-- START --

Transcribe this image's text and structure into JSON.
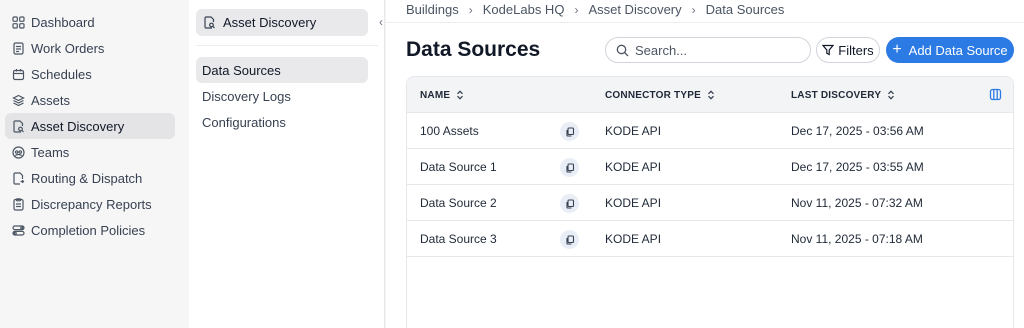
{
  "nav": {
    "items": [
      {
        "label": "Dashboard",
        "icon": "grid-icon"
      },
      {
        "label": "Work Orders",
        "icon": "clipboard-icon"
      },
      {
        "label": "Schedules",
        "icon": "calendar-icon"
      },
      {
        "label": "Assets",
        "icon": "layers-icon"
      },
      {
        "label": "Asset Discovery",
        "icon": "file-search-icon",
        "active": true
      },
      {
        "label": "Teams",
        "icon": "team-icon"
      },
      {
        "label": "Routing & Dispatch",
        "icon": "route-icon"
      },
      {
        "label": "Discrepancy Reports",
        "icon": "report-icon"
      },
      {
        "label": "Completion Policies",
        "icon": "toggles-icon"
      }
    ]
  },
  "subnav": {
    "title": "Asset Discovery",
    "items": [
      {
        "label": "Data Sources",
        "active": true
      },
      {
        "label": "Discovery Logs"
      },
      {
        "label": "Configurations"
      }
    ]
  },
  "breadcrumb": [
    "Buildings",
    "KodeLabs HQ",
    "Asset Discovery",
    "Data Sources"
  ],
  "page": {
    "title": "Data Sources",
    "search_placeholder": "Search...",
    "filters_label": "Filters",
    "add_label": "Add Data Source",
    "accent": "#2c7be5"
  },
  "table": {
    "columns": [
      "NAME",
      "CONNECTOR TYPE",
      "LAST DISCOVERY"
    ],
    "rows": [
      {
        "name": "100 Assets",
        "connector": "KODE API",
        "last": "Dec 17, 2025 - 03:56 AM"
      },
      {
        "name": "Data Source 1",
        "connector": "KODE API",
        "last": "Dec 17, 2025 - 03:55 AM"
      },
      {
        "name": "Data Source 2",
        "connector": "KODE API",
        "last": "Nov 11, 2025 - 07:32 AM"
      },
      {
        "name": "Data Source 3",
        "connector": "KODE API",
        "last": "Nov 11, 2025 - 07:18 AM"
      }
    ]
  }
}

-- END --

= WORK TO DO =
Collect the lines of the records that include the string "Data".

= ANSWER TO THIS PROBLEM =
        "label": "Data Sources",
    "Data Sources"
    "title": "Data Sources",
    "add_label": "Add Data Source",
        "name": "Data Source 1",
        "name": "Data Source 2",
        "name": "Data Source 3",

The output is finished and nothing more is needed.